------ PAGE ------

- Directed by: Paul Murphy
- Written by: Nick Ward and Linda Niccol
- Produced by: Paul Murphy
- Starring: Geraldine Brophy; Patrick Wilson; Holly Shanahan;
- Cinematography: Richard Bluck
- Edited by: Michael Horton
- Release date: 7 May 2008;
- Country: New Zealand
- Language: English

= Second Hand Wedding =

Second Hand Wedding is a comedy film from New Zealand. It is written by Nick Ward and Linda Niccol and directed by Paul Murphy and was filmed on the Kāpiti Coast.

==Cast==
- Geraldine Brophy - Jill
- Patrick Wilson - Brian
- Holly Shanahan - Cheryl
- Ryan O'Kane - Stew Davis
- Tina Regtien - Muffy
- John Rowles - Self

==Reception==
By mid-September 2008 it had grossed over $1.8 million which was at the time the highest grossing New Zealand film of the year.

------

## WRITTEN TASK A
Answer these from the Second Hand Wedding article:
(i) Who handled the cinematography?
(ii) Where was the film shot?
(iii) How much had it grossed by mid-September 2008?
## WRITTEN TASK B
Carry on the Second Hand Wedding article from its last sentence.

------ LISTED ENTRIES ------

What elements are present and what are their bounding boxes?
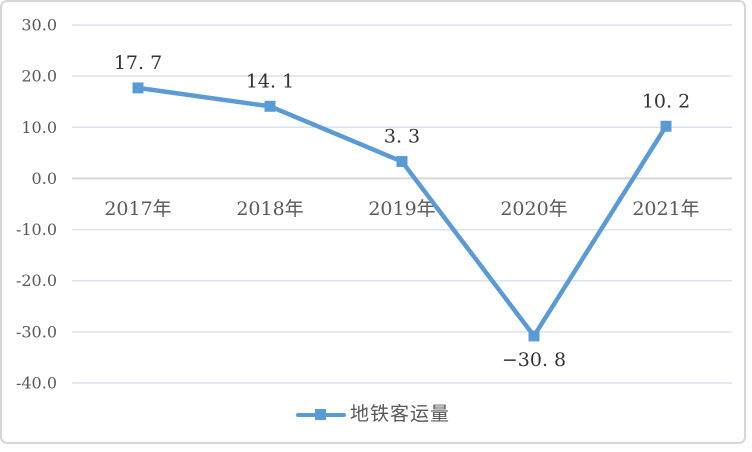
data-point-marker [528, 330, 540, 342]
x-tick-label: 2021年 [632, 198, 699, 220]
legend-label: 地铁客运量 [349, 403, 450, 425]
x-tick-label: 2019年 [368, 198, 435, 220]
y-tick-label: -30.0 [16, 322, 57, 341]
data-point-marker [132, 82, 144, 94]
x-tick-label: 2020年 [500, 198, 567, 220]
data-label: −30. 8 [502, 349, 566, 371]
chart-legend: 地铁客运量 [2, 405, 744, 424]
legend-line-marker [295, 408, 346, 421]
data-point-marker [264, 100, 276, 112]
x-tick-label: 2017年 [104, 198, 171, 220]
y-tick-label: -40.0 [16, 374, 57, 393]
y-tick-label: 30.0 [21, 16, 57, 35]
data-label: 17. 7 [114, 52, 162, 74]
y-tick-label: 10.0 [21, 118, 57, 137]
legend-square-icon [314, 408, 326, 420]
data-label: 3. 3 [384, 126, 420, 148]
data-point-marker [396, 156, 408, 168]
y-tick-label: 0.0 [32, 169, 57, 188]
data-label: 14. 1 [246, 70, 294, 92]
data-point-marker [660, 120, 672, 132]
y-tick-label: -20.0 [16, 271, 57, 290]
x-tick-label: 2018年 [236, 198, 303, 220]
line-chart-svg: 30.0 20.0 10.0 0.0 -10.0 -20.0 -30.0 -40.0 2017年… [16, 16, 732, 393]
data-label: 10. 2 [642, 90, 690, 112]
chart-frame: 30.0 20.0 10.0 0.0 -10.0 -20.0 -30.0 -40.0 2017年… [0, 0, 746, 444]
y-tick-label: 20.0 [21, 67, 57, 86]
y-tick-label: -10.0 [16, 220, 57, 239]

------

## TASK RESULT A
(i) Richard Bluck
(ii) On the Kāpiti Coast
(iii) Over $1.8 million

## TASK RESULT B
Peter Galvin from SBS gave the film 2.5 stars writing "This is a fairytale, in 'dag’ vision. It's the kind of movie that begs to be cuddled, not questioned. It wants us to feel good because it's so kind. But kind can be tough, too, and beneath all that affection is a lot of cool calculation." Sydney Morning Herald's Jake Wilson gave it 2.5 stars, saying "this is possibly the daggiest film of the year." The Australian's Evan Williams gave it 2.5 stars writing Murphy has built an amiable, mild-mannered farce, notable for some engaging performances, including a full-blooded turn by Brophy as the golden-hearted but insufferable mother." In The Press Charlie Gates' 3 star review states "It is a cute, folksy comedy that is solidly and competently put together on a low budget and has enough heart to just about see it through."

Ben McEachen, writing in the Sunday Mail, gives it 1.5 stars. He says "Wanting to be New Zealand's answer to The Castle, this low-budget dud is devoid of the stuff you rightly expect of such modest foreign fare."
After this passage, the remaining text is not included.